= Stated task =
Copy out the data below as written; omit any images.

_____

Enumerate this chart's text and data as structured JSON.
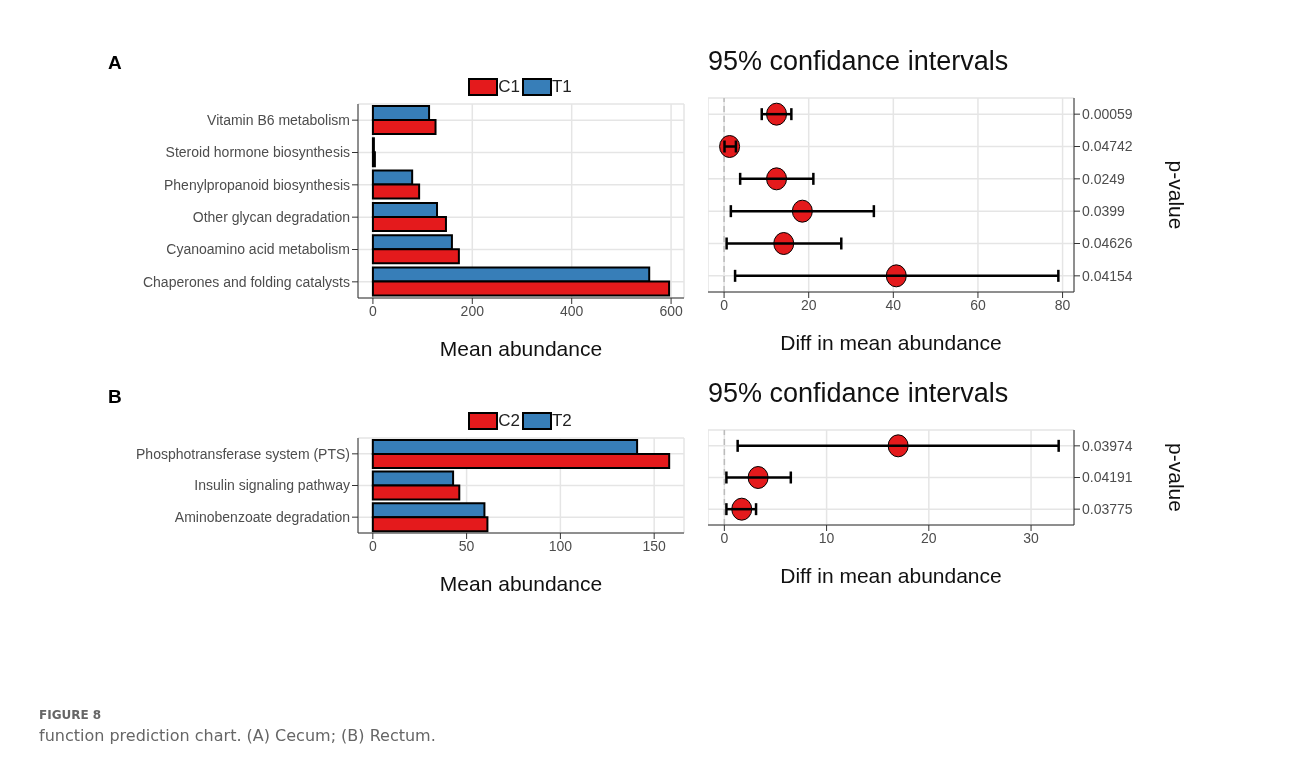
{
  "chart_data": [
    {
      "type": "bar",
      "title": "A",
      "orientation": "horizontal",
      "categories": [
        "Vitamin B6 metabolism",
        "Steroid hormone biosynthesis",
        "Phenylpropanoid biosynthesis",
        "Other glycan degradation",
        "Cyanoamino acid metabolism",
        "Chaperones and folding catalysts"
      ],
      "series": [
        {
          "name": "C1",
          "color": "#e41a1c",
          "values": [
            126,
            4,
            93,
            147,
            173,
            596
          ]
        },
        {
          "name": "T1",
          "color": "#377eb8",
          "values": [
            113,
            2,
            79,
            129,
            159,
            556
          ]
        }
      ],
      "xlim": [
        -30,
        626
      ],
      "xticks": [
        0,
        200,
        400,
        600
      ],
      "xlabel": "Mean abundance",
      "grid": true,
      "legend": "top"
    },
    {
      "type": "scatter",
      "orientation": "horizontal",
      "title": "95% confidance intervals",
      "categories": [
        "0.00059",
        "0.04742",
        "0.0249",
        "0.0399",
        "0.04626",
        "0.04154"
      ],
      "values": [
        12.4,
        1.3,
        12.4,
        18.5,
        14.1,
        40.7
      ],
      "errors": [
        [
          8.9,
          15.9
        ],
        [
          0.1,
          2.8
        ],
        [
          3.8,
          21.1
        ],
        [
          1.6,
          35.4
        ],
        [
          0.6,
          27.7
        ],
        [
          2.6,
          79.0
        ]
      ],
      "color": "#e41a1c",
      "marker": "circle",
      "xlim": [
        -3.8,
        82.7
      ],
      "xticks": [
        0,
        20,
        40,
        60,
        80
      ],
      "xlabel": "Diff in mean abundance",
      "y2label": "p-value",
      "grid": true,
      "ref_lines": [
        {
          "axis": "x",
          "value": 0,
          "color": "#bbbbbb",
          "line_style": "dashed"
        }
      ]
    },
    {
      "type": "bar",
      "title": "B",
      "orientation": "horizontal",
      "categories": [
        "Phosphotransferase system (PTS)",
        "Insulin signaling pathway",
        "Aminobenzoate degradation"
      ],
      "series": [
        {
          "name": "C2",
          "color": "#e41a1c",
          "values": [
            158,
            46.1,
            61.1
          ]
        },
        {
          "name": "T2",
          "color": "#377eb8",
          "values": [
            140.9,
            42.8,
            59.5
          ]
        }
      ],
      "xlim": [
        -7.9,
        165.9
      ],
      "xticks": [
        0,
        50,
        100,
        150
      ],
      "xlabel": "Mean abundance",
      "grid": true,
      "legend": "top"
    },
    {
      "type": "scatter",
      "orientation": "horizontal",
      "title": "95% confidance intervals",
      "categories": [
        "0.03974",
        "0.04191",
        "0.03775"
      ],
      "values": [
        17.0,
        3.3,
        1.7
      ],
      "errors": [
        [
          1.3,
          32.7
        ],
        [
          0.2,
          6.5
        ],
        [
          0.2,
          3.1
        ]
      ],
      "color": "#e41a1c",
      "marker": "circle",
      "xlim": [
        -1.6,
        34.2
      ],
      "xticks": [
        0,
        10,
        20,
        30
      ],
      "xlabel": "Diff in mean abundance",
      "y2label": "p-value",
      "grid": true,
      "ref_lines": [
        {
          "axis": "x",
          "value": 0,
          "color": "#bbbbbb",
          "line_style": "dashed"
        }
      ],
      "annotations": [
        "FIGURE 8",
        "function prediction chart. (A) Cecum; (B) Rectum."
      ]
    }
  ]
}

_____

= Solution for this problem =
Enumerate this chart's text and data as structured JSON.
{
  "chart_data": [
    {
      "type": "bar",
      "title": "A",
      "orientation": "horizontal",
      "categories": [
        "Vitamin B6 metabolism",
        "Steroid hormone biosynthesis",
        "Phenylpropanoid biosynthesis",
        "Other glycan degradation",
        "Cyanoamino acid metabolism",
        "Chaperones and folding catalysts"
      ],
      "series": [
        {
          "name": "C1",
          "color": "#e41a1c",
          "values": [
            126,
            4,
            93,
            147,
            173,
            596
          ]
        },
        {
          "name": "T1",
          "color": "#377eb8",
          "values": [
            113,
            2,
            79,
            129,
            159,
            556
          ]
        }
      ],
      "xlim": [
        -30,
        626
      ],
      "xticks": [
        0,
        200,
        400,
        600
      ],
      "xlabel": "Mean abundance",
      "grid": true,
      "legend": "top"
    },
    {
      "type": "scatter",
      "orientation": "horizontal",
      "title": "95% confidance intervals",
      "categories": [
        "0.00059",
        "0.04742",
        "0.0249",
        "0.0399",
        "0.04626",
        "0.04154"
      ],
      "values": [
        12.4,
        1.3,
        12.4,
        18.5,
        14.1,
        40.7
      ],
      "errors": [
        [
          8.9,
          15.9
        ],
        [
          0.1,
          2.8
        ],
        [
          3.8,
          21.1
        ],
        [
          1.6,
          35.4
        ],
        [
          0.6,
          27.7
        ],
        [
          2.6,
          79.0
        ]
      ],
      "color": "#e41a1c",
      "marker": "circle",
      "xlim": [
        -3.8,
        82.7
      ],
      "xticks": [
        0,
        20,
        40,
        60,
        80
      ],
      "xlabel": "Diff in mean abundance",
      "y2label": "p-value",
      "grid": true,
      "ref_lines": [
        {
          "axis": "x",
          "value": 0,
          "color": "#bbbbbb",
          "line_style": "dashed"
        }
      ]
    },
    {
      "type": "bar",
      "title": "B",
      "orientation": "horizontal",
      "categories": [
        "Phosphotransferase system (PTS)",
        "Insulin signaling pathway",
        "Aminobenzoate degradation"
      ],
      "series": [
        {
          "name": "C2",
          "color": "#e41a1c",
          "values": [
            158,
            46.1,
            61.1
          ]
        },
        {
          "name": "T2",
          "color": "#377eb8",
          "values": [
            140.9,
            42.8,
            59.5
          ]
        }
      ],
      "xlim": [
        -7.9,
        165.9
      ],
      "xticks": [
        0,
        50,
        100,
        150
      ],
      "xlabel": "Mean abundance",
      "grid": true,
      "legend": "top"
    },
    {
      "type": "scatter",
      "orientation": "horizontal",
      "title": "95% confidance intervals",
      "categories": [
        "0.03974",
        "0.04191",
        "0.03775"
      ],
      "values": [
        17.0,
        3.3,
        1.7
      ],
      "errors": [
        [
          1.3,
          32.7
        ],
        [
          0.2,
          6.5
        ],
        [
          0.2,
          3.1
        ]
      ],
      "color": "#e41a1c",
      "marker": "circle",
      "xlim": [
        -1.6,
        34.2
      ],
      "xticks": [
        0,
        10,
        20,
        30
      ],
      "xlabel": "Diff in mean abundance",
      "y2label": "p-value",
      "grid": true,
      "ref_lines": [
        {
          "axis": "x",
          "value": 0,
          "color": "#bbbbbb",
          "line_style": "dashed"
        }
      ],
      "annotations": [
        "FIGURE 8",
        "function prediction chart. (A) Cecum; (B) Rectum."
      ]
    }
  ]
}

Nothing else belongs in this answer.